• **Written instruction**
Here are some records; quote them exactly, leaving out the pictures.

• **Material to process**

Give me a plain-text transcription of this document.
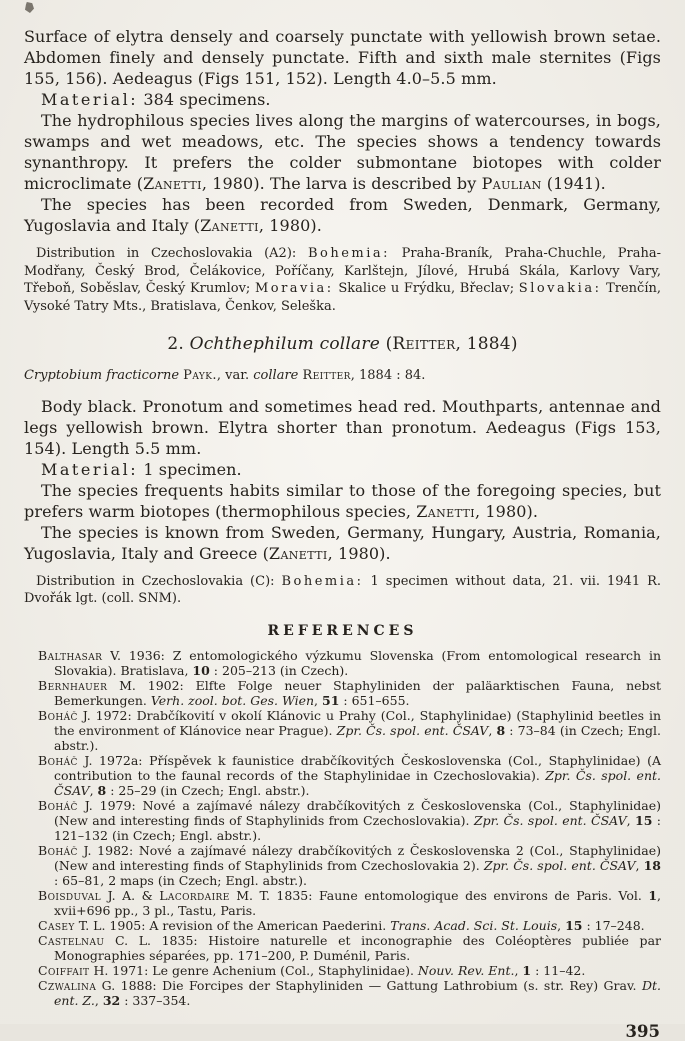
Surface of elytra densely and coarsely punctate with yellowish brown setae. Abdomen finely and densely punctate. Fifth and sixth male sternites (Figs 155, 156). Aedeagus (Figs 151, 152). Length 4.0–5.5 mm.

Material: 384 specimens.

The hydrophilous species lives along the margins of watercourses, in bogs, swamps and wet meadows, etc. The species shows a tendency towards synanthropy. It prefers the colder submontane biotopes with colder microclimate (Zanetti, 1980). The larva is described by Paulian (1941).

The species has been recorded from Sweden, Denmark, Germany, Yugoslavia and Italy (Zanetti, 1980).

Distribution in Czechoslovakia (A2): Bohemia: Praha-Braník, Praha-Chuchle, Praha-Modřany, Český Brod, Čelákovice, Poříčany, Karlštejn, Jílové, Hrubá Skála, Karlovy Vary, Třeboň, Soběslav, Český Krumlov; Moravia: Skalice u Frýdku, Břeclav; Slovakia: Trenčín, Vysoké Tatry Mts., Bratislava, Čenkov, Seleška.

2. Ochthephilum collare (Reitter, 1884)

Cryptobium fracticorne Payk., var. collare Reitter, 1884 : 84.

Body black. Pronotum and sometimes head red. Mouthparts, antennae and legs yellowish brown. Elytra shorter than pronotum. Aedeagus (Figs 153, 154). Length 5.5 mm.

Material: 1 specimen.

The species frequents habits similar to those of the foregoing species, but prefers warm biotopes (thermophilous species, Zanetti, 1980).

The species is known from Sweden, Germany, Hungary, Austria, Romania, Yugoslavia, Italy and Greece (Zanetti, 1980).

Distribution in Czechoslovakia (C): Bohemia: 1 specimen without data, 21. vii. 1941 R. Dvořák lgt. (coll. SNM).

REFERENCES

Balthasar V. 1936: Z entomologického výzkumu Slovenska (From entomological research in Slovakia). Bratislava, 10 : 205–213 (in Czech).

Bernhauer M. 1902: Elfte Folge neuer Staphyliniden der paläarktischen Fauna, nebst Bemerkungen. Verh. zool. bot. Ges. Wien, 51 : 651–655.

Boháč J. 1972: Drabčíkovití v okolí Klánovic u Prahy (Col., Staphylinidae) (Staphylinid beetles in the environment of Klánovice near Prague). Zpr. Čs. spol. ent. ČSAV, 8 : 73–84 (in Czech; Engl. abstr.).

Boháč J. 1972a: Příspěvek k faunistice drabčíkovitých Československa (Col., Staphylinidae) (A contribution to the faunal records of the Staphylinidae in Czechoslovakia). Zpr. Čs. spol. ent. ČSAV, 8 : 25–29 (in Czech; Engl. abstr.).

Boháč J. 1979: Nové a zajímavé nálezy drabčíkovitých z Československa (Col., Staphylinidae) (New and interesting finds of Staphylinids from Czechoslovakia). Zpr. Čs. spol. ent. ČSAV, 15 : 121–132 (in Czech; Engl. abstr.).

Boháč J. 1982: Nové a zajímavé nálezy drabčíkovitých z Československa 2 (Col., Staphylinidae) (New and interesting finds of Staphylinids from Czechoslovakia 2). Zpr. Čs. spol. ent. ČSAV, 18 : 65–81, 2 maps (in Czech; Engl. abstr.).

Boisduval J. A. & Lacordaire M. T. 1835: Faune entomologique des environs de Paris. Vol. 1, xvii+696 pp., 3 pl., Tastu, Paris.

Casey T. L. 1905: A revision of the American Paederini. Trans. Acad. Sci. St. Louis, 15 : 17–248.

Castelnau C. L. 1835: Histoire naturelle et inconographie des Coléoptères publiée par Monographies séparées, pp. 171–200, P. Duménil, Paris.

Coiffait H. 1971: Le genre Achenium (Col., Staphylinidae). Nouv. Rev. Ent., 1 : 11–42.

Czwalina G. 1888: Die Forcipes der Staphyliniden — Gattung Lathrobium (s. str. Rey) Grav. Dt. ent. Z., 32 : 337–354.

395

• **Expected answer**
Give me a plain-text transcription of this document.
Surface of elytra densely and coarsely punctate with yellowish brown setae. Abdomen finely and densely punctate. Fifth and sixth male sternites (Figs 155, 156). Aedeagus (Figs 151, 152). Length 4.0–5.5 mm.

Material: 384 specimens.

The hydrophilous species lives along the margins of watercourses, in bogs, swamps and wet meadows, etc. The species shows a tendency towards synanthropy. It prefers the colder submontane biotopes with colder microclimate (Zanetti, 1980). The larva is described by Paulian (1941).

The species has been recorded from Sweden, Denmark, Germany, Yugoslavia and Italy (Zanetti, 1980).

Distribution in Czechoslovakia (A2): Bohemia: Praha-Braník, Praha-Chuchle, Praha-Modřany, Český Brod, Čelákovice, Poříčany, Karlštejn, Jílové, Hrubá Skála, Karlovy Vary, Třeboň, Soběslav, Český Krumlov; Moravia: Skalice u Frýdku, Břeclav; Slovakia: Trenčín, Vysoké Tatry Mts., Bratislava, Čenkov, Seleška.

2. Ochthephilum collare (Reitter, 1884)

Cryptobium fracticorne Payk., var. collare Reitter, 1884 : 84.

Body black. Pronotum and sometimes head red. Mouthparts, antennae and legs yellowish brown. Elytra shorter than pronotum. Aedeagus (Figs 153, 154). Length 5.5 mm.

Material: 1 specimen.

The species frequents habits similar to those of the foregoing species, but prefers warm biotopes (thermophilous species, Zanetti, 1980).

The species is known from Sweden, Germany, Hungary, Austria, Romania, Yugoslavia, Italy and Greece (Zanetti, 1980).

Distribution in Czechoslovakia (C): Bohemia: 1 specimen without data, 21. vii. 1941 R. Dvořák lgt. (coll. SNM).

REFERENCES

Balthasar V. 1936: Z entomologického výzkumu Slovenska (From entomological research in Slovakia). Bratislava, 10 : 205–213 (in Czech).

Bernhauer M. 1902: Elfte Folge neuer Staphyliniden der paläarktischen Fauna, nebst Bemerkungen. Verh. zool. bot. Ges. Wien, 51 : 651–655.

Boháč J. 1972: Drabčíkovití v okolí Klánovic u Prahy (Col., Staphylinidae) (Staphylinid beetles in the environment of Klánovice near Prague). Zpr. Čs. spol. ent. ČSAV, 8 : 73–84 (in Czech; Engl. abstr.).

Boháč J. 1972a: Příspěvek k faunistice drabčíkovitých Československa (Col., Staphylinidae) (A contribution to the faunal records of the Staphylinidae in Czechoslovakia). Zpr. Čs. spol. ent. ČSAV, 8 : 25–29 (in Czech; Engl. abstr.).

Boháč J. 1979: Nové a zajímavé nálezy drabčíkovitých z Československa (Col., Staphylinidae) (New and interesting finds of Staphylinids from Czechoslovakia). Zpr. Čs. spol. ent. ČSAV, 15 : 121–132 (in Czech; Engl. abstr.).

Boháč J. 1982: Nové a zajímavé nálezy drabčíkovitých z Československa 2 (Col., Staphylinidae) (New and interesting finds of Staphylinids from Czechoslovakia 2). Zpr. Čs. spol. ent. ČSAV, 18 : 65–81, 2 maps (in Czech; Engl. abstr.).

Boisduval J. A. & Lacordaire M. T. 1835: Faune entomologique des environs de Paris. Vol. 1, xvii+696 pp., 3 pl., Tastu, Paris.

Casey T. L. 1905: A revision of the American Paederini. Trans. Acad. Sci. St. Louis, 15 : 17–248.

Castelnau C. L. 1835: Histoire naturelle et inconographie des Coléoptères publiée par Monographies séparées, pp. 171–200, P. Duménil, Paris.

Coiffait H. 1971: Le genre Achenium (Col., Staphylinidae). Nouv. Rev. Ent., 1 : 11–42.

Czwalina G. 1888: Die Forcipes der Staphyliniden — Gattung Lathrobium (s. str. Rey) Grav. Dt. ent. Z., 32 : 337–354.

395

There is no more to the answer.